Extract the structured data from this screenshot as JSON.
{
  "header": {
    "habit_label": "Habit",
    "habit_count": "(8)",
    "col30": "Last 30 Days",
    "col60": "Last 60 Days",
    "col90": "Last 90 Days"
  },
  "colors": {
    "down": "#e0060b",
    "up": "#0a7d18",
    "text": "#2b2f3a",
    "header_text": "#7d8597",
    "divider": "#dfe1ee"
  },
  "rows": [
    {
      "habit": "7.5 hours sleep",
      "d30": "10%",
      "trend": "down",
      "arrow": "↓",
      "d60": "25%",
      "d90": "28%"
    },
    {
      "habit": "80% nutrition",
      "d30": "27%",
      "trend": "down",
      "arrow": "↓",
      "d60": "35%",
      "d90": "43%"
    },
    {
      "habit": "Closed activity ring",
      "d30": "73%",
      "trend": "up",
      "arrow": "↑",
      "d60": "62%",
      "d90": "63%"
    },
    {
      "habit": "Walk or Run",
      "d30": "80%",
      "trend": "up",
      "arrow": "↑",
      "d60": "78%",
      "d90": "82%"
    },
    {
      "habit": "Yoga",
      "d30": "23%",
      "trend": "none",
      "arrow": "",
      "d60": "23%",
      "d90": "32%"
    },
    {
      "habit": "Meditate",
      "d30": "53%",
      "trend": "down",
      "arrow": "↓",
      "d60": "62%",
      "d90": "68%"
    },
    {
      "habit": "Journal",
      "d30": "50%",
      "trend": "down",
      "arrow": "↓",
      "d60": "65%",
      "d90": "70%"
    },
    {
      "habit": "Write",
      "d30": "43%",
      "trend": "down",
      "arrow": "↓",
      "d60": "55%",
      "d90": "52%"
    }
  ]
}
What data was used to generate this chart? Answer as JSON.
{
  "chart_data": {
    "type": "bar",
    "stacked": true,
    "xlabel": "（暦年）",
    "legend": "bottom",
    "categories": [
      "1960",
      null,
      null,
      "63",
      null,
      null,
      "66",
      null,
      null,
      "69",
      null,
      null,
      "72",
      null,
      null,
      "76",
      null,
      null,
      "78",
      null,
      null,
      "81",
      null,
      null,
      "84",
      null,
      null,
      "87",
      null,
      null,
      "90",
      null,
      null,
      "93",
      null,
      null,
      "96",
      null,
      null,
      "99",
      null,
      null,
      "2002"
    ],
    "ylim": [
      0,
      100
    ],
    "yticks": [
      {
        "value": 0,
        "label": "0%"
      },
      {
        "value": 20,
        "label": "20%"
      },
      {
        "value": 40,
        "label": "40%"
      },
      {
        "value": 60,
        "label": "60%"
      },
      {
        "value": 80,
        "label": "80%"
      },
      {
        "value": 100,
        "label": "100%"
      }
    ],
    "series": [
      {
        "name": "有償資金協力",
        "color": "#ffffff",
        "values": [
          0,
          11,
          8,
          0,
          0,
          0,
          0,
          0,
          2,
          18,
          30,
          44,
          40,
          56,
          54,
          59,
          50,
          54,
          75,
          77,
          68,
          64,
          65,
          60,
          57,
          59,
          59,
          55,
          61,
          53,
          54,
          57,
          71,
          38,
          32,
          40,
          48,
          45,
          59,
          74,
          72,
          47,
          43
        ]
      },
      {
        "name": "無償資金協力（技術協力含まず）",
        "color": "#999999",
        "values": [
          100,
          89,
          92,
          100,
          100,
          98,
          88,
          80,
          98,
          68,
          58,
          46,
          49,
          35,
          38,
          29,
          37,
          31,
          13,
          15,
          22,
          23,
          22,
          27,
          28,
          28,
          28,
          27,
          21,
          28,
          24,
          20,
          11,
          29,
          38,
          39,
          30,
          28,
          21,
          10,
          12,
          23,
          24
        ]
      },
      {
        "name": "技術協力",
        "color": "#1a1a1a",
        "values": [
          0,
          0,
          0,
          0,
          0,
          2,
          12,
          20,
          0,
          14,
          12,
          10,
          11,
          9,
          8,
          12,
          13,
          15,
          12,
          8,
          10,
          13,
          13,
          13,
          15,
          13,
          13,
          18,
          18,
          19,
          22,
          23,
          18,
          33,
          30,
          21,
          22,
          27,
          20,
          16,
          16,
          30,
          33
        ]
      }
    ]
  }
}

__WORK REQUIRED__.
Repeat all the entries word for word.

__SOLVED EXERCISE__.
Extract the structured data from this screenshot as JSON.
{
  "header": {
    "habit_label": "Habit",
    "habit_count": "(8)",
    "col30": "Last 30 Days",
    "col60": "Last 60 Days",
    "col90": "Last 90 Days"
  },
  "colors": {
    "down": "#e0060b",
    "up": "#0a7d18",
    "text": "#2b2f3a",
    "header_text": "#7d8597",
    "divider": "#dfe1ee"
  },
  "rows": [
    {
      "habit": "7.5 hours sleep",
      "d30": "10%",
      "trend": "down",
      "arrow": "↓",
      "d60": "25%",
      "d90": "28%"
    },
    {
      "habit": "80% nutrition",
      "d30": "27%",
      "trend": "down",
      "arrow": "↓",
      "d60": "35%",
      "d90": "43%"
    },
    {
      "habit": "Closed activity ring",
      "d30": "73%",
      "trend": "up",
      "arrow": "↑",
      "d60": "62%",
      "d90": "63%"
    },
    {
      "habit": "Walk or Run",
      "d30": "80%",
      "trend": "up",
      "arrow": "↑",
      "d60": "78%",
      "d90": "82%"
    },
    {
      "habit": "Yoga",
      "d30": "23%",
      "trend": "none",
      "arrow": "",
      "d60": "23%",
      "d90": "32%"
    },
    {
      "habit": "Meditate",
      "d30": "53%",
      "trend": "down",
      "arrow": "↓",
      "d60": "62%",
      "d90": "68%"
    },
    {
      "habit": "Journal",
      "d30": "50%",
      "trend": "down",
      "arrow": "↓",
      "d60": "65%",
      "d90": "70%"
    },
    {
      "habit": "Write",
      "d30": "43%",
      "trend": "down",
      "arrow": "↓",
      "d60": "55%",
      "d90": "52%"
    }
  ]
}
What data was used to generate this chart? Answer as JSON.
{
  "chart_data": {
    "type": "bar",
    "stacked": true,
    "xlabel": "（暦年）",
    "legend": "bottom",
    "categories": [
      "1960",
      null,
      null,
      "63",
      null,
      null,
      "66",
      null,
      null,
      "69",
      null,
      null,
      "72",
      null,
      null,
      "76",
      null,
      null,
      "78",
      null,
      null,
      "81",
      null,
      null,
      "84",
      null,
      null,
      "87",
      null,
      null,
      "90",
      null,
      null,
      "93",
      null,
      null,
      "96",
      null,
      null,
      "99",
      null,
      null,
      "2002"
    ],
    "ylim": [
      0,
      100
    ],
    "yticks": [
      {
        "value": 0,
        "label": "0%"
      },
      {
        "value": 20,
        "label": "20%"
      },
      {
        "value": 40,
        "label": "40%"
      },
      {
        "value": 60,
        "label": "60%"
      },
      {
        "value": 80,
        "label": "80%"
      },
      {
        "value": 100,
        "label": "100%"
      }
    ],
    "series": [
      {
        "name": "有償資金協力",
        "color": "#ffffff",
        "values": [
          0,
          11,
          8,
          0,
          0,
          0,
          0,
          0,
          2,
          18,
          30,
          44,
          40,
          56,
          54,
          59,
          50,
          54,
          75,
          77,
          68,
          64,
          65,
          60,
          57,
          59,
          59,
          55,
          61,
          53,
          54,
          57,
          71,
          38,
          32,
          40,
          48,
          45,
          59,
          74,
          72,
          47,
          43
        ]
      },
      {
        "name": "無償資金協力（技術協力含まず）",
        "color": "#999999",
        "values": [
          100,
          89,
          92,
          100,
          100,
          98,
          88,
          80,
          98,
          68,
          58,
          46,
          49,
          35,
          38,
          29,
          37,
          31,
          13,
          15,
          22,
          23,
          22,
          27,
          28,
          28,
          28,
          27,
          21,
          28,
          24,
          20,
          11,
          29,
          38,
          39,
          30,
          28,
          21,
          10,
          12,
          23,
          24
        ]
      },
      {
        "name": "技術協力",
        "color": "#1a1a1a",
        "values": [
          0,
          0,
          0,
          0,
          0,
          2,
          12,
          20,
          0,
          14,
          12,
          10,
          11,
          9,
          8,
          12,
          13,
          15,
          12,
          8,
          10,
          13,
          13,
          13,
          15,
          13,
          13,
          18,
          18,
          19,
          22,
          23,
          18,
          33,
          30,
          21,
          22,
          27,
          20,
          16,
          16,
          30,
          33
        ]
      }
    ]
  }
}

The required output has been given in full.